--- Tasks to perform ---
1) In the summit post, reproduce the passage from "Irony: poverty level" up to and including "stakes are high.", swapping "minority students" for "low-income students".
2) List every person the summit post mentions by name.
3) Recast the summit post's paragraph beginning "Academic freedom is at stake" as a short list of its points.

--- Excerpt provided ---
######
Hi folks, I’m on the Social Media team for the New Faculty Majority which has put on the National Summit on Contingent Labor in Higher Ed today in Washington, DC, in conjunction with the AACU meetings.
8:19 AM: I am going to be putting up thoughts on FB/Twitter, and some thoughts here as well. This post will grow over the course of the day. STay tuned.
8:15 Gary Rhoads the first speaker. Causes of reliance on conting. labor? Core part of new knowledge regime in US higher education, which constructs college/univ as corporate enterprise, and faculty as employees.
“Just in time” students matched by “just in time” faculty—less time on campus, piecing together an over-stressed schedule of work and study, distracted, under stress….
Irony: poverty level wages to faculty who teach college—-the path/entry point to middle class status. YES!
Contingency worst in the institutions that serve first gen and minority students…. reinforcing the class divide between the rich and the rest.
8:35 Claire Goldstene: Henry Kissinger said that academic battles are so fierce because so little is at stake, but in fact, in this case, the stakes are high.
Academic freedom is at stake. Academic freedom is tied to tenure. The majority of faculty don’t have tenure. Thus the majority of univ. faculty are not working under conditions of academic freedom.
Is the univ. about academic inquiry, or is it about lowering costs and increasing revenue/fundraising?
As Naomi Klein said in Shock Doctrine, the current economic “crisis” shields a range of adjustments in higher ed toward a corporatist logic above all else. But the assault on tenure and the crisis of cont. labor is not the last few years! It’s a decades long process.
Privatization of production of knowledge.
Universities under assault from the forces of neoliberalism that have a 40 year long history. The loss of tenure and academic freedom diminish the chance that progressive ideas and resistance to neolib will come from the academy.
This is not a NEW crisis–it is a 40 year old history of an assault on progressive ideas as expressed through progressive thought in the university setting.
8:45: Carol Schneider, President of Association of American Colleges and University.
######
--- Provided records ---
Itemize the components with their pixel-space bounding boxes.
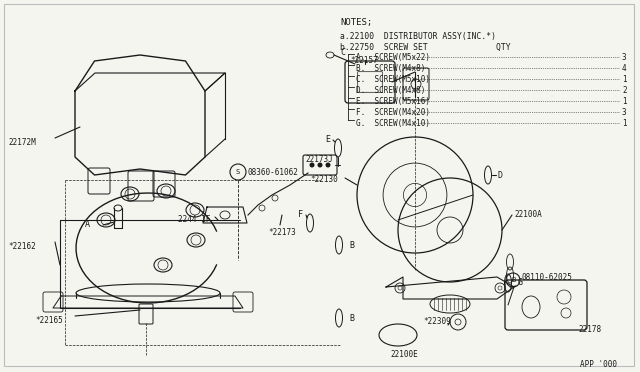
Text: 22178: 22178 [578,325,601,334]
Text: F: F [298,210,303,219]
Circle shape [317,163,323,167]
Circle shape [310,163,314,167]
Text: 4: 4 [622,64,627,73]
Text: S: S [236,169,240,175]
Text: B: B [349,314,354,323]
Text: 1: 1 [622,75,627,84]
Text: *22309: *22309 [423,317,451,327]
Text: *22157: *22157 [350,56,378,65]
Text: 22100A: 22100A [514,210,541,219]
Text: E: E [325,135,330,144]
Text: D: D [498,171,503,180]
Text: a.22100  DISTRIBUTOR ASSY(INC.*): a.22100 DISTRIBUTOR ASSY(INC.*) [340,32,496,41]
Text: 1: 1 [622,97,627,106]
Text: B: B [511,277,515,283]
Text: 22172M: 22172M [8,138,36,147]
Text: D.  SCREW(M4x8): D. SCREW(M4x8) [356,86,430,95]
Text: 1: 1 [622,119,627,128]
Text: 3: 3 [622,53,627,62]
Text: APP '000: APP '000 [580,360,617,369]
Text: G: G [518,278,523,287]
Text: NOTES;: NOTES; [340,18,372,27]
Text: B: B [349,241,354,250]
Text: 2244 1F: 2244 1F [178,215,211,224]
Text: *22165: *22165 [35,316,63,325]
Text: 22173J: 22173J [305,155,333,164]
Text: E.  SCREW(M5x16): E. SCREW(M5x16) [356,97,430,106]
Text: 08360-61062: 08360-61062 [248,167,299,176]
Text: G.  SCREW(M4x10): G. SCREW(M4x10) [356,119,430,128]
Text: 2: 2 [622,86,627,95]
Text: *22162: *22162 [8,242,36,251]
Text: 3: 3 [622,108,627,117]
Text: A: A [85,220,90,229]
Text: 08110-62025: 08110-62025 [522,273,573,282]
Text: F.  SCREW(M4x20): F. SCREW(M4x20) [356,108,430,117]
Text: B.  SCREW(M4x8): B. SCREW(M4x8) [356,64,430,73]
Text: *22130: *22130 [310,175,338,184]
Text: b.22750  SCREW SET              QTY: b.22750 SCREW SET QTY [340,43,511,52]
Text: C.  SCREW(M5x10): C. SCREW(M5x10) [356,75,430,84]
Text: *22173: *22173 [268,228,296,237]
Text: 22100E: 22100E [390,350,418,359]
Circle shape [326,163,330,167]
Text: C: C [340,48,345,57]
Text: A.  SCREW(M5x22): A. SCREW(M5x22) [356,53,430,62]
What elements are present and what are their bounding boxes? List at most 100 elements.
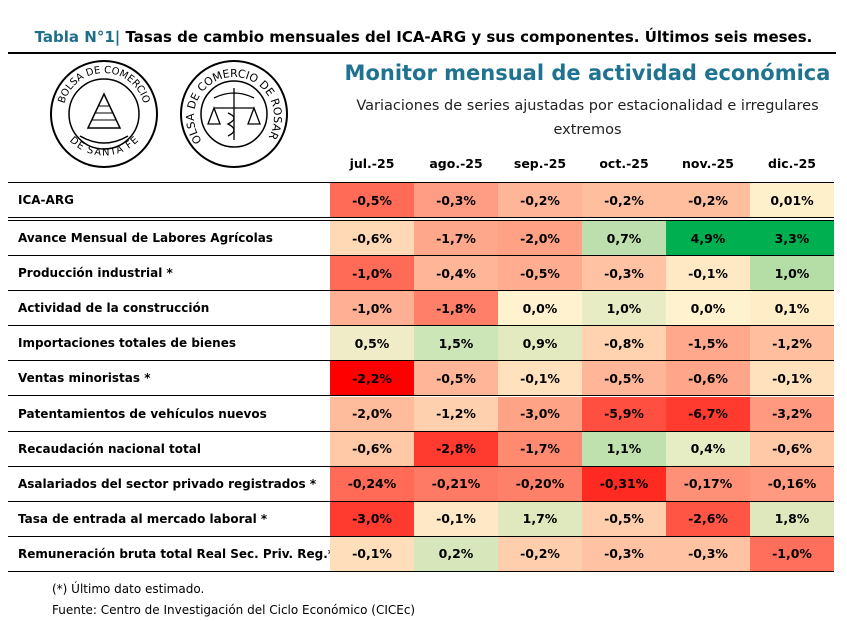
- table-row: Producción industrial * -1,0% -0,4% -0,5% -0…: [8, 256, 834, 292]
- value-cell: 3,3%: [750, 221, 834, 256]
- value-cell: -2,2%: [330, 361, 414, 396]
- value-cell: -2,0%: [498, 221, 582, 256]
- value-cell: -3,2%: [750, 396, 834, 431]
- value-cell: -0,3%: [582, 536, 666, 571]
- column-header: jul.-25: [349, 156, 395, 171]
- value-cell: 0,7%: [582, 221, 666, 256]
- source-note: Fuente: Centro de Investigación del Cicl…: [52, 603, 416, 617]
- value-cell: -5,9%: [582, 396, 666, 431]
- value-cell: -0,2%: [582, 183, 666, 217]
- row-label: Ventas minoristas *: [18, 371, 151, 386]
- footnote: (*) Último dato estimado.: [52, 582, 205, 596]
- row-label: Producción industrial *: [18, 266, 173, 281]
- value-cell: 1,7%: [498, 501, 582, 536]
- value-cell: -1,7%: [414, 221, 498, 256]
- column-header: sep.-25: [513, 156, 567, 171]
- title-rule: [8, 52, 836, 54]
- value-cell: 0,5%: [330, 326, 414, 361]
- value-cell: -0,3%: [582, 256, 666, 291]
- value-cell: -3,0%: [498, 396, 582, 431]
- value-cell: -1,0%: [330, 291, 414, 326]
- row-label: Remuneración bruta total Real Sec. Priv.…: [18, 546, 335, 561]
- value-cell: -0,5%: [582, 501, 666, 536]
- table-row: Ventas minoristas * -2,2% -0,5% -0,1% -0,5% -…: [8, 361, 834, 397]
- value-cell: -2,8%: [414, 431, 498, 466]
- value-cell: 1,8%: [750, 501, 834, 536]
- svg-text:BOLSA DE COMERCIO: BOLSA DE COMERCIO: [57, 65, 152, 105]
- value-cell: -0,8%: [582, 326, 666, 361]
- table-row: Asalariados del sector privado registrad…: [8, 466, 834, 502]
- bolsa-santa-fe-logo: BOLSA DE COMERCIO DE SANTA FE: [50, 60, 158, 168]
- value-cell: 0,2%: [414, 536, 498, 571]
- value-cell: -0,1%: [750, 361, 834, 396]
- value-cell: -0,1%: [666, 256, 750, 291]
- value-cell: -6,7%: [666, 396, 750, 431]
- table-title: Tabla N°1| Tasas de cambio mensuales del…: [0, 28, 847, 46]
- value-cell: -0,24%: [330, 466, 414, 501]
- column-header: ago.-25: [429, 156, 483, 171]
- value-cell: 0,01%: [750, 183, 834, 217]
- value-cell: 1,5%: [414, 326, 498, 361]
- value-cell: 0,9%: [498, 326, 582, 361]
- value-cell: -2,0%: [330, 396, 414, 431]
- value-cell: -0,2%: [498, 183, 582, 217]
- column-header: nov.-25: [682, 156, 734, 171]
- value-cell: -0,6%: [330, 221, 414, 256]
- value-cell: 1,1%: [582, 431, 666, 466]
- row-label: Patentamientos de vehículos nuevos: [18, 406, 267, 421]
- column-header: oct.-25: [599, 156, 649, 171]
- value-cell: -1,2%: [414, 396, 498, 431]
- value-cell: 4,9%: [666, 221, 750, 256]
- value-cell: 0,0%: [666, 291, 750, 326]
- value-cell: -1,2%: [750, 326, 834, 361]
- value-cell: -1,5%: [666, 326, 750, 361]
- table-row: Actividad de la construcción -1,0% -1,8% 0,…: [8, 291, 834, 327]
- value-cell: -0,5%: [498, 256, 582, 291]
- row-label: Importaciones totales de bienes: [18, 336, 236, 351]
- table-row: ICA-ARG -0,5% -0,3% -0,2% -0,2% -0,2% 0,01%: [8, 182, 834, 221]
- table-row: Recaudación nacional total -0,6% -2,8% -1,7…: [8, 431, 834, 467]
- monitor-title: Monitor mensual de actividad económica: [344, 61, 831, 85]
- row-label: Actividad de la construcción: [18, 301, 210, 316]
- table-row: Tasa de entrada al mercado laboral * -3,0…: [8, 501, 834, 537]
- value-cell: -0,5%: [582, 361, 666, 396]
- value-cell: -0,1%: [498, 361, 582, 396]
- value-cell: -1,0%: [750, 536, 834, 571]
- value-cell: -0,20%: [498, 466, 582, 501]
- bolsa-rosario-logo: BOLSA DE COMERCIO DE ROSARIO: [178, 58, 288, 168]
- value-cell: -0,17%: [666, 466, 750, 501]
- value-cell: -0,3%: [414, 183, 498, 217]
- value-cell: -0,31%: [582, 466, 666, 501]
- value-cell: -0,21%: [414, 466, 498, 501]
- value-cell: -0,5%: [414, 361, 498, 396]
- table-row: Remuneración bruta total Real Sec. Priv.…: [8, 536, 834, 572]
- title-text: Tasas de cambio mensuales del ICA-ARG y …: [125, 28, 813, 46]
- value-cell: -0,6%: [666, 361, 750, 396]
- value-cell: 0,4%: [666, 431, 750, 466]
- table-row: Patentamientos de vehículos nuevos -2,0% -…: [8, 396, 834, 432]
- value-cell: -0,2%: [498, 536, 582, 571]
- value-cell: 1,0%: [582, 291, 666, 326]
- value-cell: -0,16%: [750, 466, 834, 501]
- row-label: Tasa de entrada al mercado laboral *: [18, 511, 268, 526]
- value-cell: -0,6%: [330, 431, 414, 466]
- row-label: Avance Mensual de Labores Agrícolas: [18, 231, 273, 246]
- value-cell: -0,3%: [666, 536, 750, 571]
- value-cell: -0,6%: [750, 431, 834, 466]
- value-cell: -0,1%: [414, 501, 498, 536]
- svg-text:DE SANTA FE: DE SANTA FE: [67, 135, 141, 159]
- table-row: Importaciones totales de bienes 0,5% 1,5% 0…: [8, 326, 834, 362]
- value-cell: -0,4%: [414, 256, 498, 291]
- value-cell: -1,8%: [414, 291, 498, 326]
- value-cell: -3,0%: [330, 501, 414, 536]
- value-cell: -1,7%: [498, 431, 582, 466]
- row-label: ICA-ARG: [18, 193, 74, 207]
- subtitle: Variaciones de series ajustadas por esta…: [356, 98, 819, 138]
- svg-text:BOLSA DE COMERCIO DE ROSARIO: BOLSA DE COMERCIO DE ROSARIO: [178, 58, 284, 146]
- row-label: Recaudación nacional total: [18, 441, 201, 456]
- column-header: dic.-25: [768, 156, 816, 171]
- value-cell: 0,1%: [750, 291, 834, 326]
- value-cell: -2,6%: [666, 501, 750, 536]
- row-label: Asalariados del sector privado registrad…: [18, 476, 317, 491]
- table-row: Avance Mensual de Labores Agrícolas -0,6%…: [8, 221, 834, 257]
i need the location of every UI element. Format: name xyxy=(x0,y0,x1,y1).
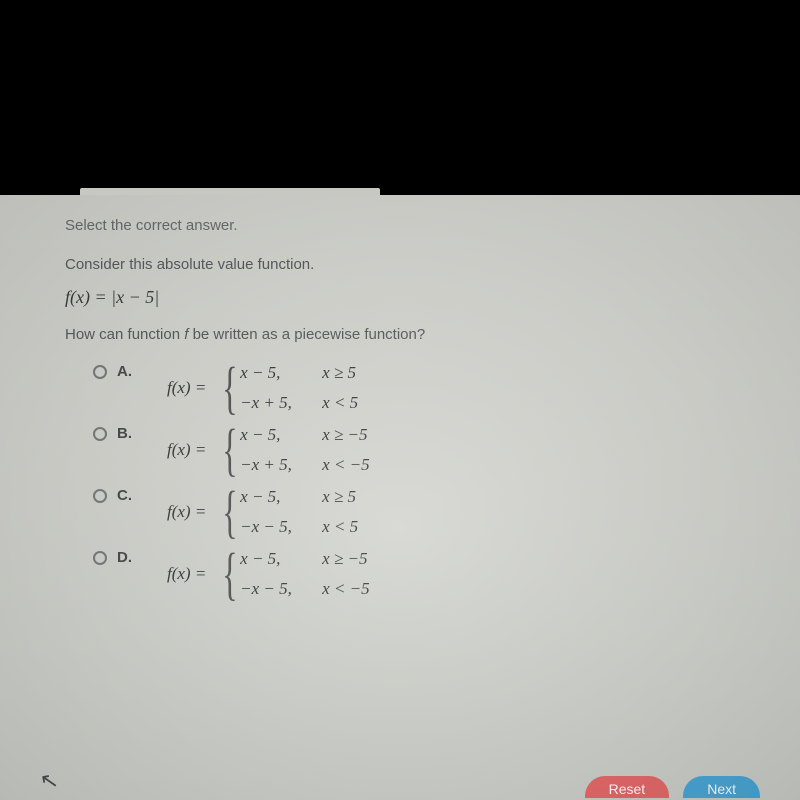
fx-prefix: f(x) = xyxy=(167,502,206,522)
case-line: x − 5,x ≥ −5 xyxy=(240,549,400,569)
case-line: x − 5,x ≥ 5 xyxy=(240,487,400,507)
answer-option[interactable]: A.f(x) ={x − 5,x ≥ 5−x + 5,x < 5 xyxy=(65,361,760,415)
fx-prefix: f(x) = xyxy=(167,378,206,398)
cases: x − 5,x ≥ 5−x + 5,x < 5 xyxy=(240,363,400,413)
question-panel: Select the correct answer. Consider this… xyxy=(0,195,800,800)
case-condition: x ≥ 5 xyxy=(322,363,400,383)
left-brace-icon: { xyxy=(223,547,238,601)
piecewise-equation: f(x) ={x − 5,x ≥ 5−x + 5,x < 5 xyxy=(167,361,400,415)
left-brace-icon: { xyxy=(223,485,238,539)
cases: x − 5,x ≥ −5−x − 5,x < −5 xyxy=(240,549,400,599)
radio-button[interactable] xyxy=(93,551,107,565)
case-expression: x − 5, xyxy=(240,487,322,507)
footer-buttons: Reset Next xyxy=(0,776,800,798)
case-condition: x < 5 xyxy=(322,393,400,413)
option-label: B. xyxy=(117,425,141,442)
case-line: x − 5,x ≥ −5 xyxy=(240,425,400,445)
answer-option[interactable]: C.f(x) ={x − 5,x ≥ 5−x − 5,x < 5 xyxy=(65,485,760,539)
piecewise-equation: f(x) ={x − 5,x ≥ −5−x − 5,x < −5 xyxy=(167,547,400,601)
cases: x − 5,x ≥ 5−x − 5,x < 5 xyxy=(240,487,400,537)
case-condition: x < −5 xyxy=(322,579,400,599)
case-expression: x − 5, xyxy=(240,363,322,383)
case-expression: x − 5, xyxy=(240,425,322,445)
radio-button[interactable] xyxy=(93,489,107,503)
question-text: How can function f be written as a piece… xyxy=(65,326,760,343)
question-pre: How can function xyxy=(65,326,184,343)
fx-prefix: f(x) = xyxy=(167,440,206,460)
case-line: −x + 5,x < 5 xyxy=(240,393,400,413)
left-brace-icon: { xyxy=(223,423,238,477)
piecewise-equation: f(x) ={x − 5,x ≥ 5−x − 5,x < 5 xyxy=(167,485,400,539)
case-expression: −x − 5, xyxy=(240,579,322,599)
case-condition: x < 5 xyxy=(322,517,400,537)
radio-button[interactable] xyxy=(93,365,107,379)
reset-button[interactable]: Reset xyxy=(585,776,670,798)
piecewise-equation: f(x) ={x − 5,x ≥ −5−x + 5,x < −5 xyxy=(167,423,400,477)
next-button[interactable]: Next xyxy=(683,776,760,798)
option-label: A. xyxy=(117,363,141,380)
equation-text: f(x) = |x − 5| xyxy=(65,287,159,307)
option-label: D. xyxy=(117,549,141,566)
case-expression: −x + 5, xyxy=(240,393,322,413)
radio-button[interactable] xyxy=(93,427,107,441)
options-list: A.f(x) ={x − 5,x ≥ 5−x + 5,x < 5B.f(x) =… xyxy=(65,361,760,601)
question-post: be written as a piecewise function? xyxy=(188,326,425,343)
case-condition: x ≥ −5 xyxy=(322,425,400,445)
cursor-icon: ↖ xyxy=(38,767,61,796)
case-line: −x − 5,x < −5 xyxy=(240,579,400,599)
answer-option[interactable]: D.f(x) ={x − 5,x ≥ −5−x − 5,x < −5 xyxy=(65,547,760,601)
case-expression: x − 5, xyxy=(240,549,322,569)
case-line: −x − 5,x < 5 xyxy=(240,517,400,537)
case-condition: x ≥ −5 xyxy=(322,549,400,569)
case-expression: −x − 5, xyxy=(240,517,322,537)
answer-option[interactable]: B.f(x) ={x − 5,x ≥ −5−x + 5,x < −5 xyxy=(65,423,760,477)
case-line: −x + 5,x < −5 xyxy=(240,455,400,475)
case-condition: x ≥ 5 xyxy=(322,487,400,507)
given-equation: f(x) = |x − 5| xyxy=(65,287,760,308)
instruction-text: Select the correct answer. xyxy=(65,217,760,234)
case-condition: x < −5 xyxy=(322,455,400,475)
case-line: x − 5,x ≥ 5 xyxy=(240,363,400,383)
case-expression: −x + 5, xyxy=(240,455,322,475)
left-brace-icon: { xyxy=(223,361,238,415)
fx-prefix: f(x) = xyxy=(167,564,206,584)
prompt-text: Consider this absolute value function. xyxy=(65,256,760,273)
option-label: C. xyxy=(117,487,141,504)
cases: x − 5,x ≥ −5−x + 5,x < −5 xyxy=(240,425,400,475)
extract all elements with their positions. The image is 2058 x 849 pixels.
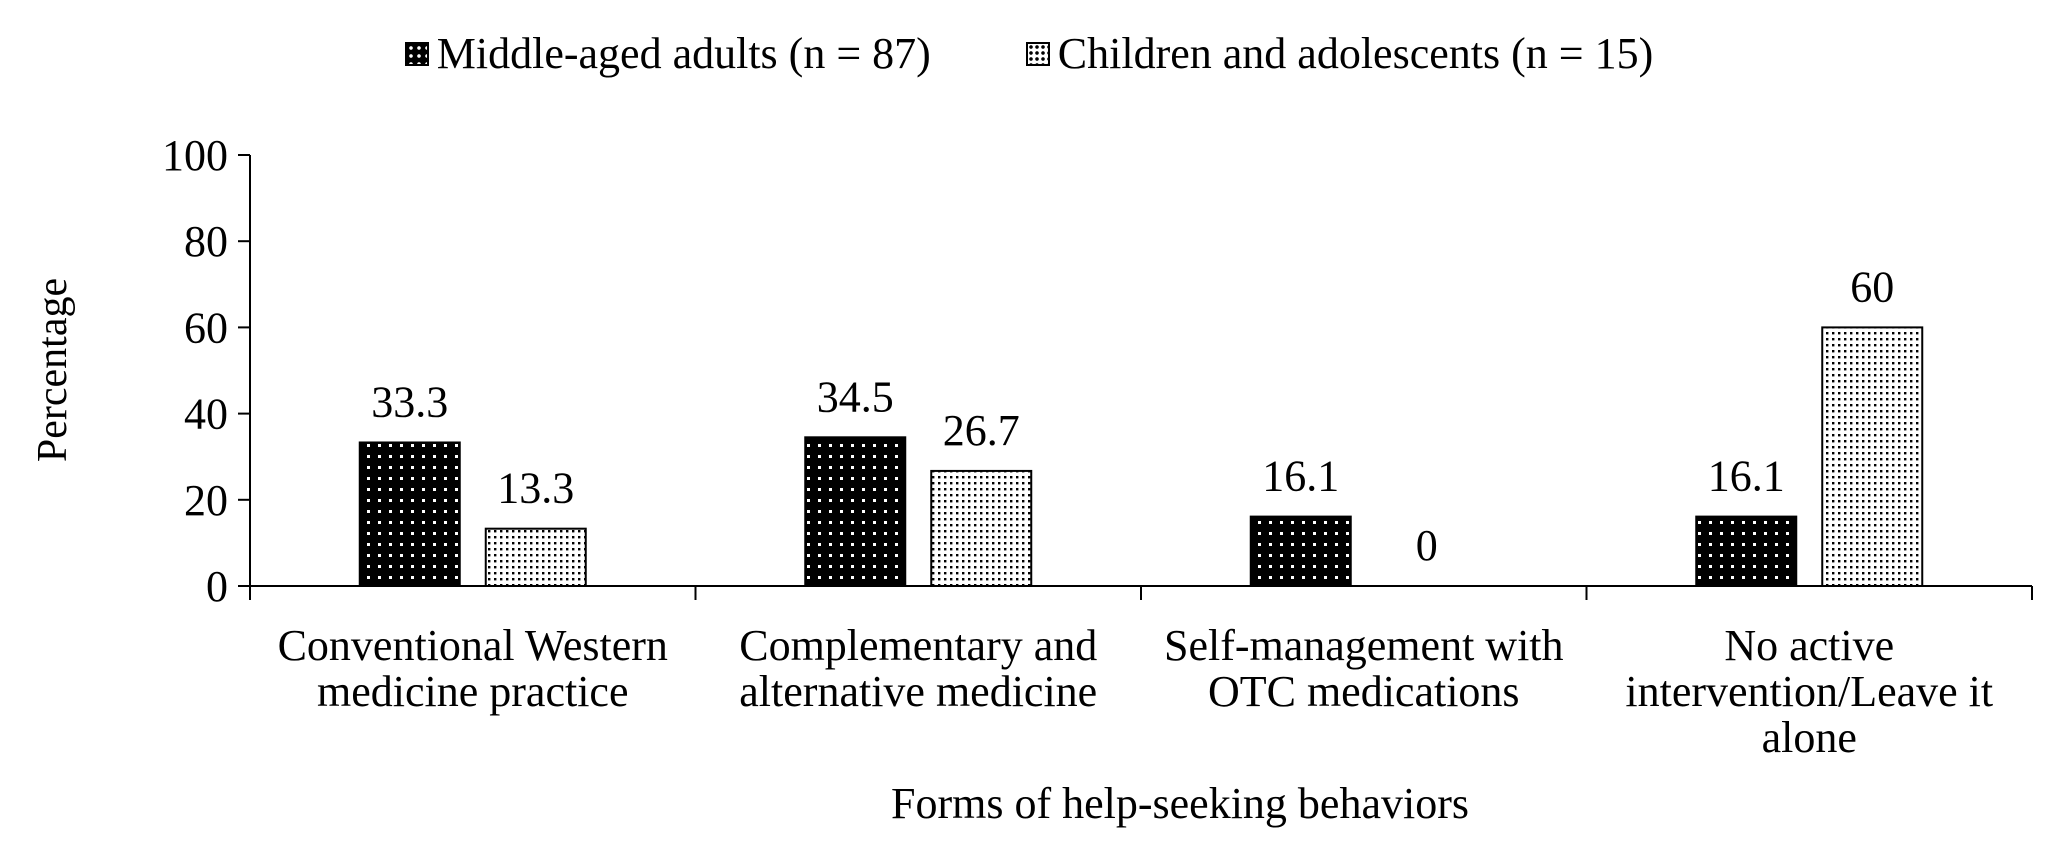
data-label: 34.5 (817, 372, 894, 421)
bar-middle-aged (804, 436, 907, 587)
y-tick-label: 100 (162, 131, 228, 180)
x-tick-label: Conventional Western medicine practice (278, 621, 668, 716)
data-label: 16.1 (1262, 452, 1339, 501)
y-axis-title: Percentage (30, 278, 76, 462)
bars (358, 326, 1924, 588)
data-labels: 33.3 13.3 34.5 26.7 16.1 0 16.1 60 (371, 262, 1894, 570)
y-tick-label: 20 (184, 476, 228, 525)
bar-middle-aged (1695, 515, 1798, 588)
data-label: 60 (1850, 262, 1894, 311)
y-tick-label: 40 (184, 390, 228, 439)
legend-label-children: Children and adolescents (n = 15) (1057, 29, 1654, 78)
legend-swatch-children (1025, 41, 1050, 66)
legend: Middle-aged adults (n = 87) Children and… (0, 28, 2058, 79)
x-axis: Conventional Western medicine practice Com… (249, 585, 2033, 762)
bar-children (1821, 326, 1924, 587)
data-label: 33.3 (371, 377, 448, 426)
legend-swatch-middle-aged (404, 41, 429, 66)
y-tick-label: 60 (184, 303, 228, 352)
bar-middle-aged (358, 441, 461, 587)
x-tick-label: Complementary and alternative medicine (739, 621, 1097, 716)
data-label: 13.3 (497, 464, 574, 513)
bar-children (930, 469, 1033, 588)
x-tick-label: No active intervention/Leave it alone (1625, 621, 1993, 762)
bar-middle-aged (1249, 515, 1352, 588)
data-label: 0 (1416, 521, 1438, 570)
bar-children (484, 527, 587, 587)
x-tick-label: Self-management with OTC medications (1164, 621, 1564, 716)
data-label: 26.7 (943, 406, 1020, 455)
data-label: 16.1 (1708, 452, 1785, 501)
x-axis-title: Forms of help-seeking behaviors (891, 779, 1469, 828)
y-axis: 0 20 40 60 80 100 (162, 131, 251, 611)
y-tick-label: 80 (184, 217, 228, 266)
y-tick-label: 0 (206, 562, 228, 611)
legend-item-children: Children and adolescents (n = 15) (1025, 28, 1654, 79)
legend-label-middle-aged: Middle-aged adults (n = 87) (436, 29, 931, 78)
legend-item-middle-aged: Middle-aged adults (n = 87) (404, 28, 931, 79)
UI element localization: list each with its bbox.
######
--- Results for the exercise ---
1)
Irony: poverty level wages to faculty who teach college—-the path/entry point to middle class status. YES!
Contingency worst in the institutions that serve first gen and low-income students…. reinforcing the class divide between the rich and the rest.
8:35 Claire Goldstene: Henry Kissinger said that academic battles are so fierce because so little is at stake, but in fact, in this case, the stakes are high.

2)
- Gary Rhoads
- Claire Goldstene
- Henry Kissinger
- Naomi Klein
- Carol Schneider

3)
- Academic freedom is at stake.
- Academic freedom is tied to tenure.
- Most faculty lack tenure.
- Therefore, most university faculty do not work under conditions of academic freedom.